[Entries from a visual dataset]
┄┄┄┄┄┄┄┄┄┄┄┄┄┄┄┄┄┄┄┄

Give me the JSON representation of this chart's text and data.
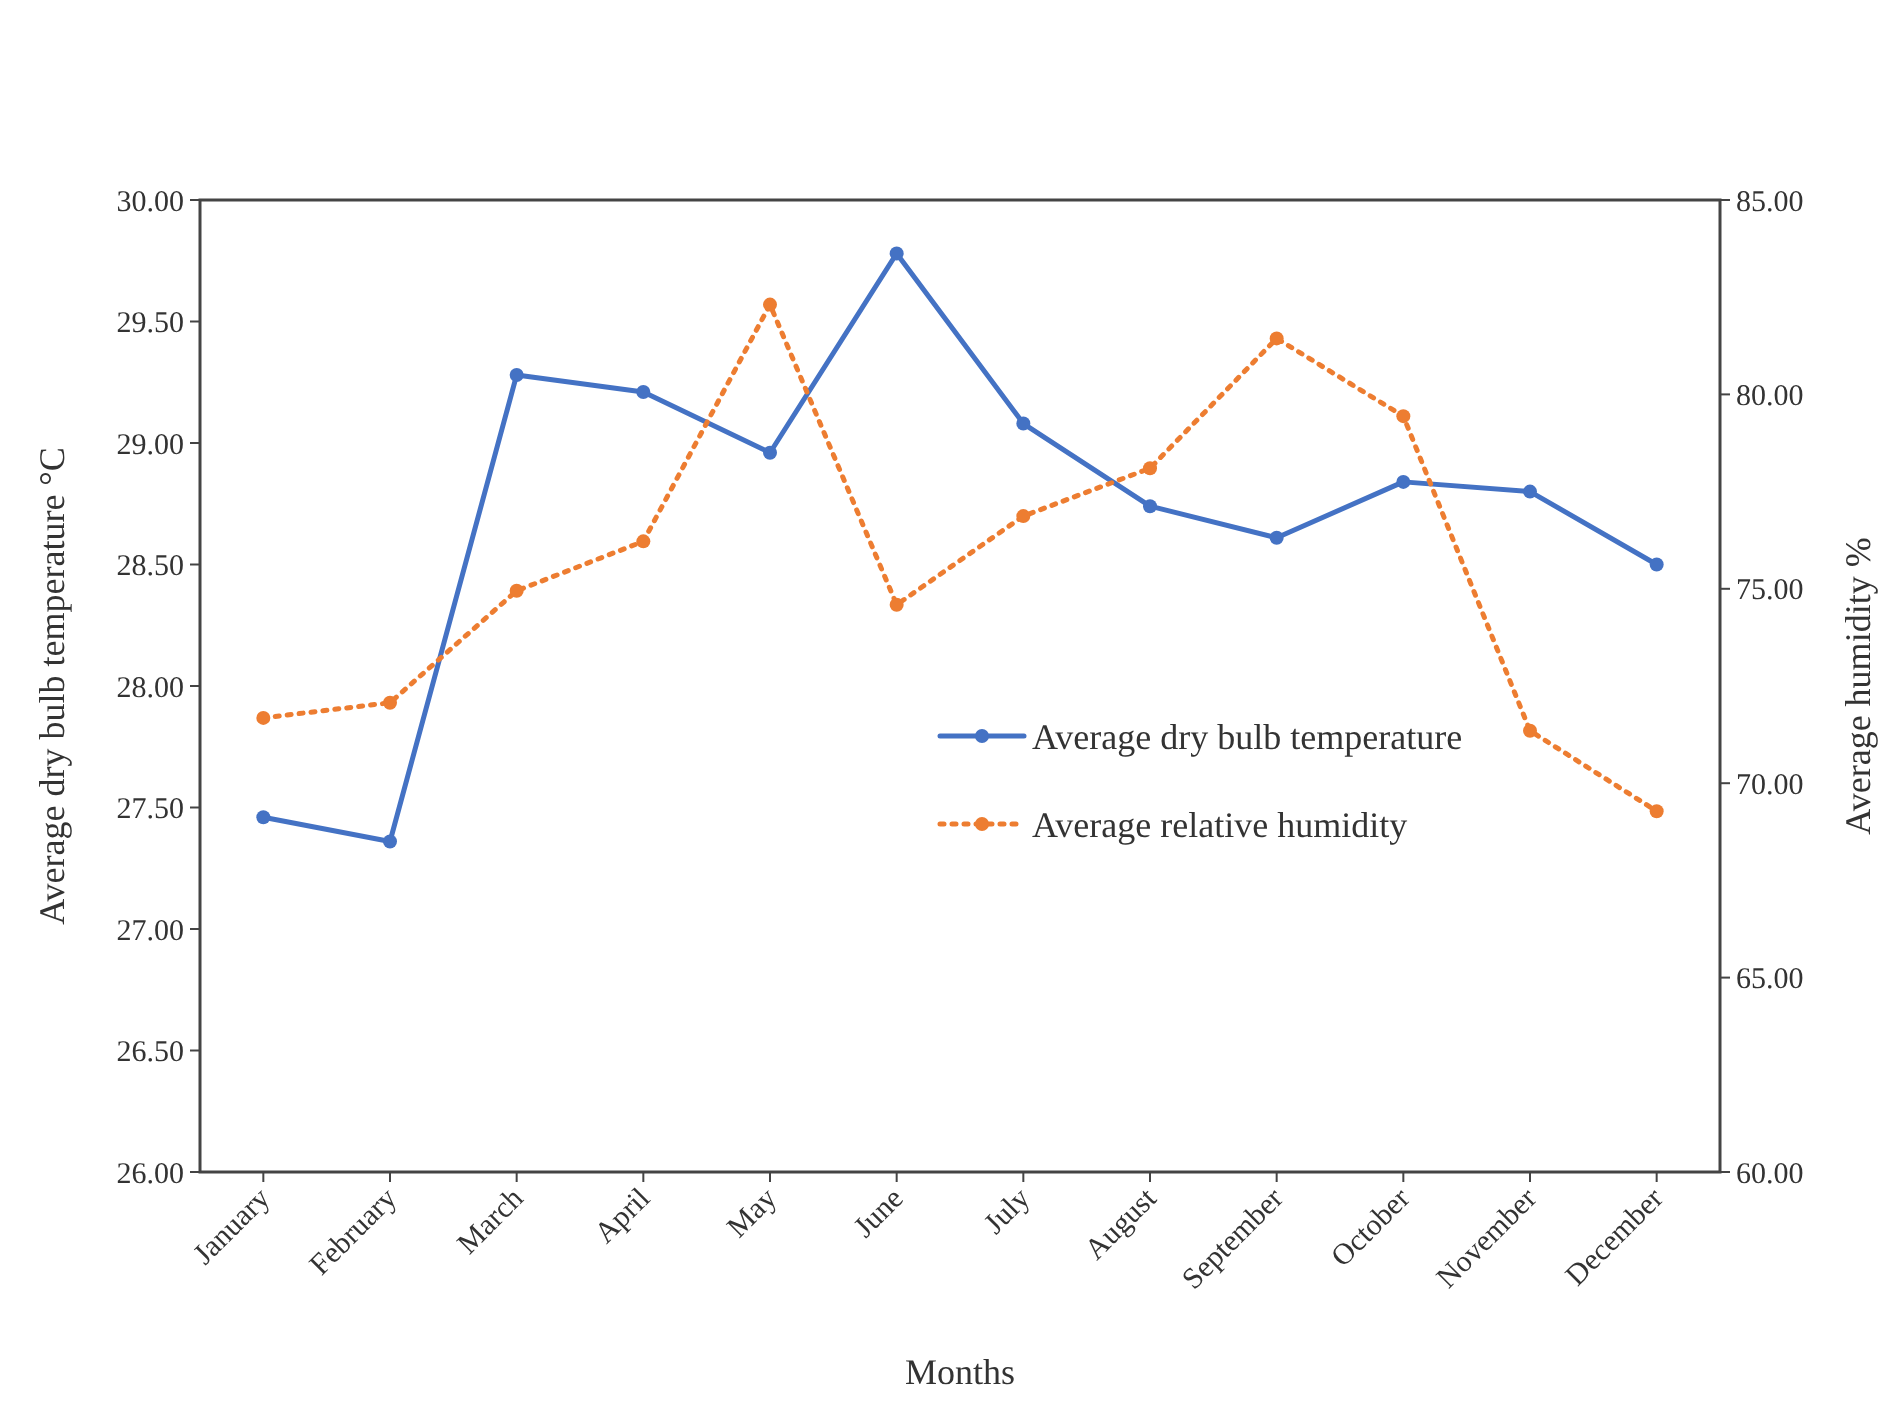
{
  "chart_data": {
    "type": "line",
    "xlabel": "Months",
    "ylabel": "Average dry bulb temperature °C",
    "y2label": "Average humidity %",
    "categories": [
      "January",
      "February",
      "March",
      "April",
      "May",
      "June",
      "July",
      "August",
      "September",
      "October",
      "November",
      "December"
    ],
    "ylim": [
      26,
      30
    ],
    "yticks": [
      {
        "value": 26,
        "label": "26.00"
      },
      {
        "value": 26.5,
        "label": "26.50"
      },
      {
        "value": 27,
        "label": "27.00"
      },
      {
        "value": 27.5,
        "label": "27.50"
      },
      {
        "value": 28,
        "label": "28.00"
      },
      {
        "value": 28.5,
        "label": "28.50"
      },
      {
        "value": 29,
        "label": "29.00"
      },
      {
        "value": 29.5,
        "label": "29.50"
      },
      {
        "value": 30,
        "label": "30.00"
      }
    ],
    "y2lim": [
      60,
      85
    ],
    "y2ticks": [
      {
        "value": 60,
        "label": "60.00"
      },
      {
        "value": 65,
        "label": "65.00"
      },
      {
        "value": 70,
        "label": "70.00"
      },
      {
        "value": 75,
        "label": "75.00"
      },
      {
        "value": 80,
        "label": "80.00"
      },
      {
        "value": 85,
        "label": "85.00"
      }
    ],
    "series": [
      {
        "name": "Average dry bulb temperature",
        "color": "#4472c4",
        "line_style": "solid",
        "values": [
          27.46,
          27.36,
          29.28,
          29.21,
          28.96,
          29.78,
          29.08,
          28.74,
          28.61,
          28.84,
          28.8,
          28.5
        ]
      },
      {
        "name": "Average relative humidity",
        "color": "#ed7d31",
        "line_style": "dotted",
        "axis": "y2",
        "values": [
          71.68,
          72.07,
          74.95,
          76.22,
          82.31,
          74.59,
          76.87,
          78.1,
          81.44,
          79.44,
          71.35,
          69.28
        ]
      }
    ],
    "marker": "circle",
    "grid": false,
    "legend": "bottom right"
  }
}
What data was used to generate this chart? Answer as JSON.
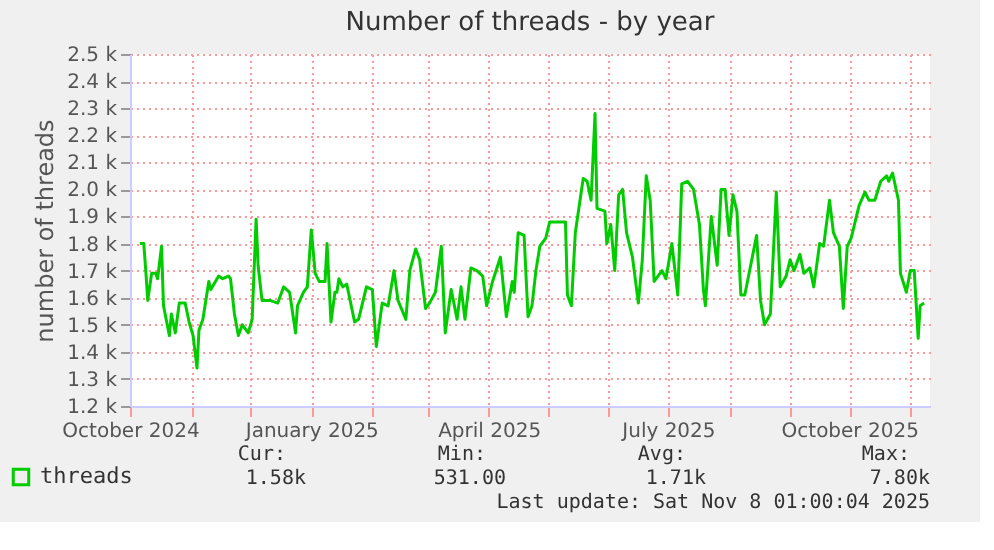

┄┄┄┄┄┄┄┄┄┄┄┄┄┄┄┄┄┄┄┄

### AIM
Scan the listing above and identify each line holding the string "temperature"; copy every such line.

### EXERCISE RESPONSE
    "ylabel": "Average dry bulb temperature °C",
        "name": "Average dry bulb temperature",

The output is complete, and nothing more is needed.